-- START Dataset --

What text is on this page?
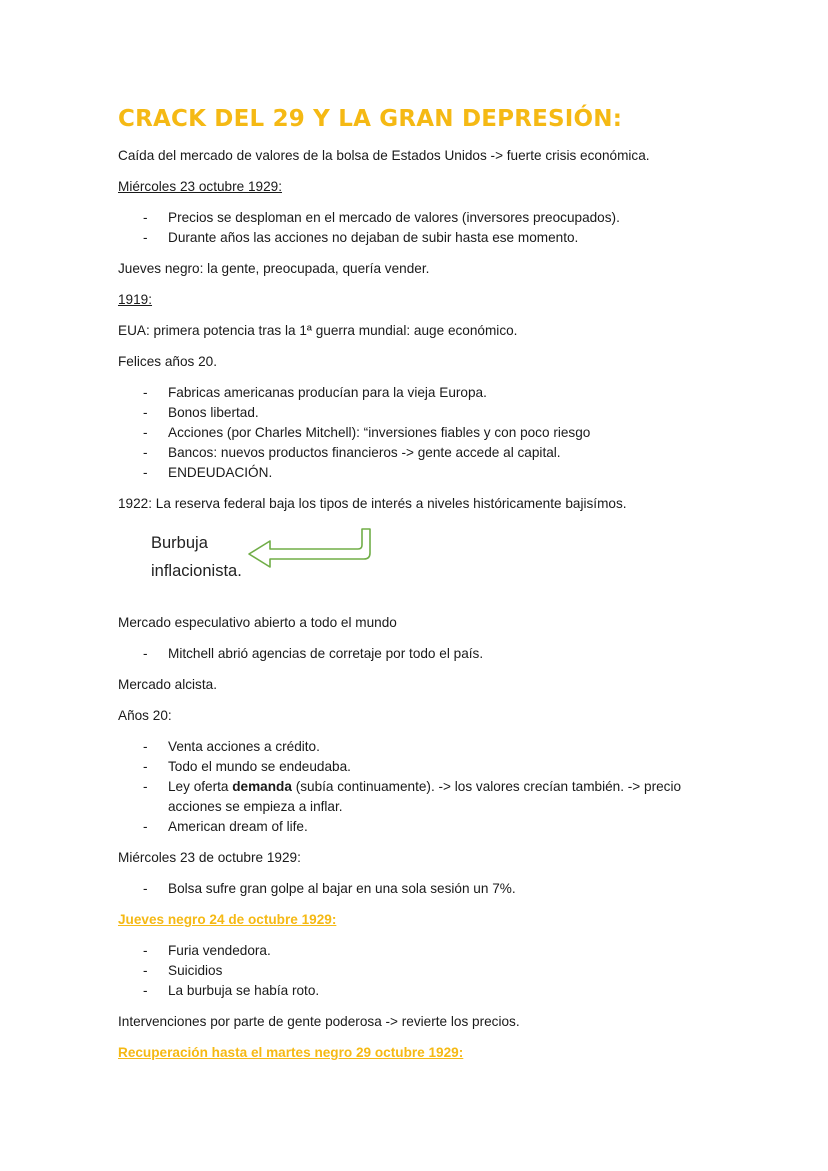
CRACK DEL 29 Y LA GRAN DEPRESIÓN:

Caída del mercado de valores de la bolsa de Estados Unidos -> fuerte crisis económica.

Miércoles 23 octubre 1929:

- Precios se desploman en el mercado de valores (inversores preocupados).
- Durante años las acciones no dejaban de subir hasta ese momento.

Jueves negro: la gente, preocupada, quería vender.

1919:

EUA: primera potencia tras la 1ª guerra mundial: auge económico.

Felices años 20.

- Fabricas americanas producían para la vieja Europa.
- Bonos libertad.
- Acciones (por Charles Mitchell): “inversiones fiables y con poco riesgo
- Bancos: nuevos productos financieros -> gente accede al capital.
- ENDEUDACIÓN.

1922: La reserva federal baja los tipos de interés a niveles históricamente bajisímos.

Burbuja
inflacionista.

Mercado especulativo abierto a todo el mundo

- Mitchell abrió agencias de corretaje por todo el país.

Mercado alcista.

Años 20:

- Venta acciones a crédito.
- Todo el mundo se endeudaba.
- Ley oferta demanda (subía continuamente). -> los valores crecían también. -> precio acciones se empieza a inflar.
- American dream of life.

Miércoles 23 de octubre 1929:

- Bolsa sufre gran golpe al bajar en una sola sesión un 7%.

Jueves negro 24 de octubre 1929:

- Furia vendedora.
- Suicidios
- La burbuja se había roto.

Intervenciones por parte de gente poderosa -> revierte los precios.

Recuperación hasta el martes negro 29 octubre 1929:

-- END Dataset --
-- START Dataset --

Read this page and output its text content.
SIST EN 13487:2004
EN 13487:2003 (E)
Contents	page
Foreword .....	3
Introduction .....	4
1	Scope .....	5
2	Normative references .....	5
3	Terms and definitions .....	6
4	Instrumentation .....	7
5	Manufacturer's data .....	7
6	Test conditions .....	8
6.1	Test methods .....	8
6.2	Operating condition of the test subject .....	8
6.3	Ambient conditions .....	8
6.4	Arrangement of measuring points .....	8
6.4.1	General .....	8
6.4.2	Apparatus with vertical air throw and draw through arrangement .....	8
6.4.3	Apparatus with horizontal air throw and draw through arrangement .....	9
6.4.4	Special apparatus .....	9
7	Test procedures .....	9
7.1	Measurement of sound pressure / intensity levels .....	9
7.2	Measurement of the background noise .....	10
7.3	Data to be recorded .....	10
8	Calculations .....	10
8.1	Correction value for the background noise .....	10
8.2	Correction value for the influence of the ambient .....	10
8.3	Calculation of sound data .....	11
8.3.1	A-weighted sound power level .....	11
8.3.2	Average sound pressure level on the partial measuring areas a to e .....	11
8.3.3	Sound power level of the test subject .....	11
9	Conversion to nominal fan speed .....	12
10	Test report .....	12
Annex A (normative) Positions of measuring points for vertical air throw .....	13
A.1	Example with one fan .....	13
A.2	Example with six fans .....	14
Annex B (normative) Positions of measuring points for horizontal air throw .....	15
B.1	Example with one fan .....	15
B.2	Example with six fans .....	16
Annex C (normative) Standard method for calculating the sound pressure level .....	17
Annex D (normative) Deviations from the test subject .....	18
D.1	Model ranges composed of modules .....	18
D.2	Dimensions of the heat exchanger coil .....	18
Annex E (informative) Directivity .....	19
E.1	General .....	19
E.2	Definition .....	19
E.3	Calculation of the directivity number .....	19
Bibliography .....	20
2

-- END Dataset --
-- START Dataset --

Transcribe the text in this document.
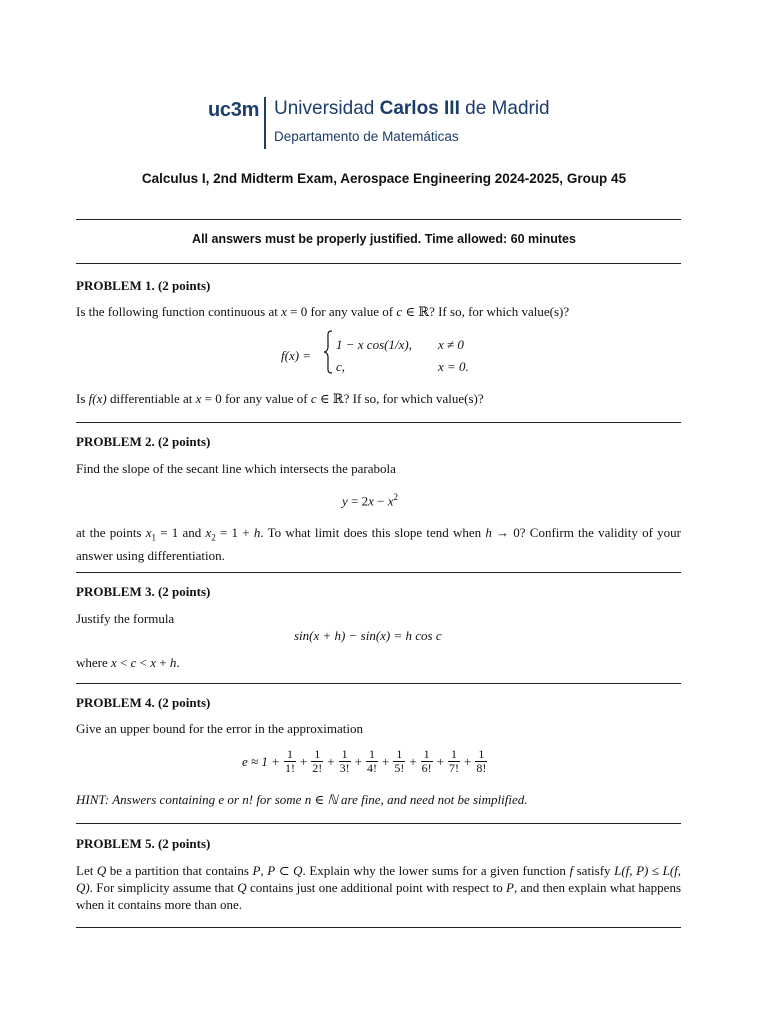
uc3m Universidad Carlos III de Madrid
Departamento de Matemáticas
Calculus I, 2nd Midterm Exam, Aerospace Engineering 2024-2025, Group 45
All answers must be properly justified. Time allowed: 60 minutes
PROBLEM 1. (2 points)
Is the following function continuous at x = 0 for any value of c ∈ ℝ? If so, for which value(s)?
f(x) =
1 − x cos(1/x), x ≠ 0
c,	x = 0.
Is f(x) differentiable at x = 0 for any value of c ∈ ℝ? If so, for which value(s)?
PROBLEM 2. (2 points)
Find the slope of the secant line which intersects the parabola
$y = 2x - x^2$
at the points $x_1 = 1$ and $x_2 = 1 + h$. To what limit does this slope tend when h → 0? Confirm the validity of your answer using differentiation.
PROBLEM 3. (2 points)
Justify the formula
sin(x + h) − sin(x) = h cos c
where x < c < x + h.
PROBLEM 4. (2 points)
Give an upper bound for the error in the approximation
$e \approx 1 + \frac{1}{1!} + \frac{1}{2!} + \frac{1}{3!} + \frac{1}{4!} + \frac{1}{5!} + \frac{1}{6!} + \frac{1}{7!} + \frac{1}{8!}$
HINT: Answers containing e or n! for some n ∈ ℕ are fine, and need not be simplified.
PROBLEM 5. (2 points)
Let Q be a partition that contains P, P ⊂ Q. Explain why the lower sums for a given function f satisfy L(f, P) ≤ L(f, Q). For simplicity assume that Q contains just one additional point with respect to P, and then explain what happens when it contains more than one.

-- END Dataset --

• **Written instruction**
Pick out the lines above containing the word "Mitchell", then copy them.

• **Output**
- Acciones (por Charles Mitchell): “inversiones fiables y con poco riesgo
- Mitchell abrió agencias de corretaje por todo el país.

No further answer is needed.